# Dataset start
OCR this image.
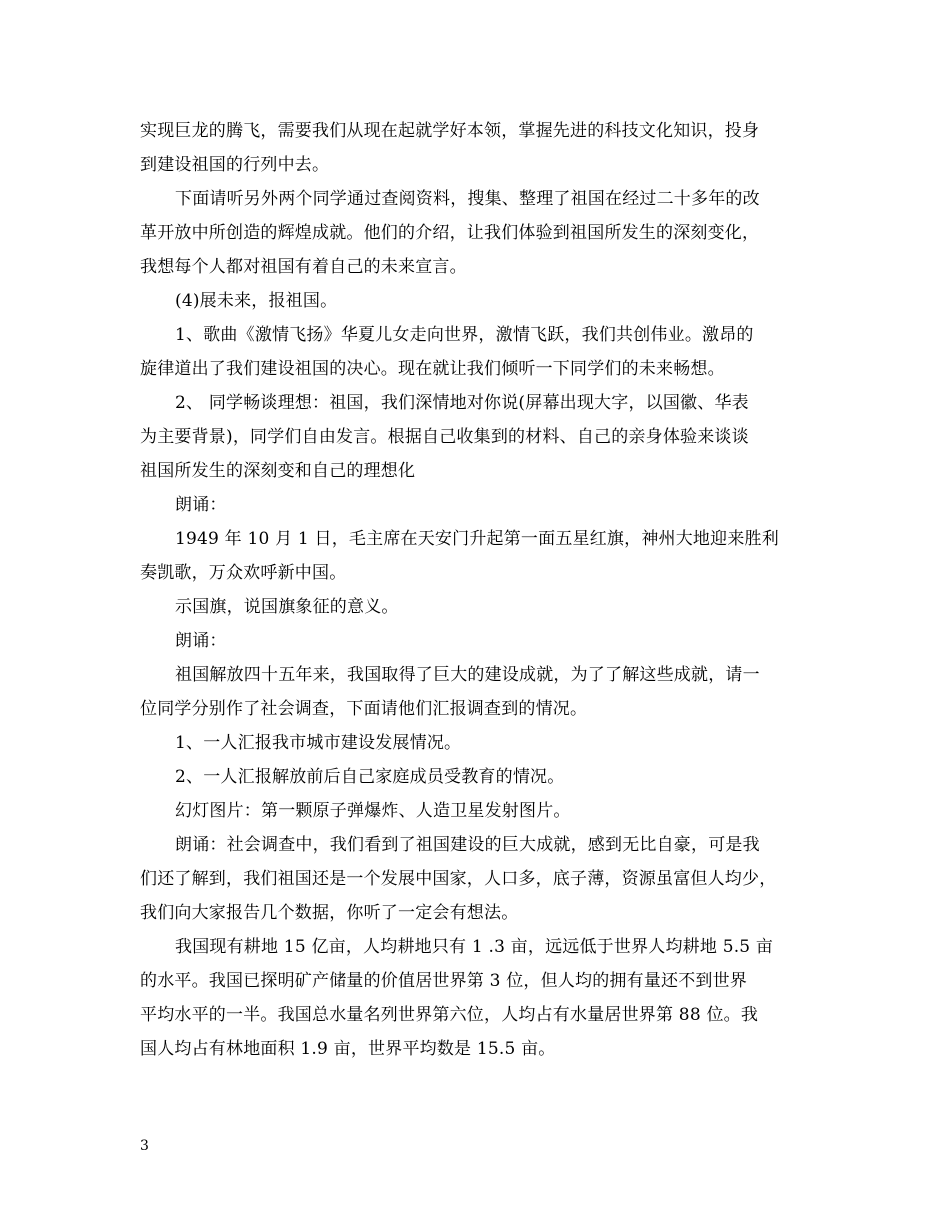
实现巨龙的腾飞，需要我们从现在起就学好本领，掌握先进的科技文化知识，投身
到建设祖国的行列中去。
下面请听另外两个同学通过查阅资料，搜集、整理了祖国在经过二十多年的改
革开放中所创造的辉煌成就。他们的介绍，让我们体验到祖国所发生的深刻变化，
我想每个人都对祖国有着自己的未来宣言。
(4)展未来，报祖国。
1、歌曲《激情飞扬》华夏儿女走向世界，激情飞跃，我们共创伟业。激昂的
旋律道出了我们建设祖国的决心。现在就让我们倾听一下同学们的未来畅想。
2、 同学畅谈理想：祖国，我们深情地对你说(屏幕出现大字，以国徽、华表
为主要背景)，同学们自由发言。根据自己收集到的材料、自己的亲身体验来谈谈
祖国所发生的深刻变和自己的理想化
朗诵：
1949 年 10 月 1 日，毛主席在天安门升起第一面五星红旗，神州大地迎来胜利
奏凯歌，万众欢呼新中国。
示国旗，说国旗象征的意义。
朗诵：
祖国解放四十五年来，我国取得了巨大的建设成就，为了了解这些成就，请一
位同学分别作了社会调查，下面请他们汇报调查到的情况。
1、一人汇报我市城市建设发展情况。
2、一人汇报解放前后自己家庭成员受教育的情况。
幻灯图片：第一颗原子弹爆炸、人造卫星发射图片。
朗诵：社会调查中，我们看到了祖国建设的巨大成就，感到无比自豪，可是我
们还了解到，我们祖国还是一个发展中国家，人口多，底子薄，资源虽富但人均少，
我们向大家报告几个数据，你听了一定会有想法。
我国现有耕地 15 亿亩，人均耕地只有 1 .3 亩，远远低于世界人均耕地 5.5 亩
的水平。我国已探明矿产储量的价值居世界第 3 位，但人均的拥有量还不到世界
平均水平的一半。我国总水量名列世界第六位，人均占有水量居世界第 88 位。我
国人均占有林地面积 1.9 亩，世界平均数是 15.5 亩。
3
# Dataset end
* Aim: Repeat all the records above exactly, leaving out any pictures.

* Response to the task:
OCR this image.
实现巨龙的腾飞，需要我们从现在起就学好本领，掌握先进的科技文化知识，投身
到建设祖国的行列中去。
下面请听另外两个同学通过查阅资料，搜集、整理了祖国在经过二十多年的改
革开放中所创造的辉煌成就。他们的介绍，让我们体验到祖国所发生的深刻变化，
我想每个人都对祖国有着自己的未来宣言。
(4)展未来，报祖国。
1、歌曲《激情飞扬》华夏儿女走向世界，激情飞跃，我们共创伟业。激昂的
旋律道出了我们建设祖国的决心。现在就让我们倾听一下同学们的未来畅想。
2、 同学畅谈理想：祖国，我们深情地对你说(屏幕出现大字，以国徽、华表
为主要背景)，同学们自由发言。根据自己收集到的材料、自己的亲身体验来谈谈
祖国所发生的深刻变和自己的理想化
朗诵：
1949 年 10 月 1 日，毛主席在天安门升起第一面五星红旗，神州大地迎来胜利
奏凯歌，万众欢呼新中国。
示国旗，说国旗象征的意义。
朗诵：
祖国解放四十五年来，我国取得了巨大的建设成就，为了了解这些成就，请一
位同学分别作了社会调查，下面请他们汇报调查到的情况。
1、一人汇报我市城市建设发展情况。
2、一人汇报解放前后自己家庭成员受教育的情况。
幻灯图片：第一颗原子弹爆炸、人造卫星发射图片。
朗诵：社会调查中，我们看到了祖国建设的巨大成就，感到无比自豪，可是我
们还了解到，我们祖国还是一个发展中国家，人口多，底子薄，资源虽富但人均少，
我们向大家报告几个数据，你听了一定会有想法。
我国现有耕地 15 亿亩，人均耕地只有 1 .3 亩，远远低于世界人均耕地 5.5 亩
的水平。我国已探明矿产储量的价值居世界第 3 位，但人均的拥有量还不到世界
平均水平的一半。我国总水量名列世界第六位，人均占有水量居世界第 88 位。我
国人均占有林地面积 1.9 亩，世界平均数是 15.5 亩。
3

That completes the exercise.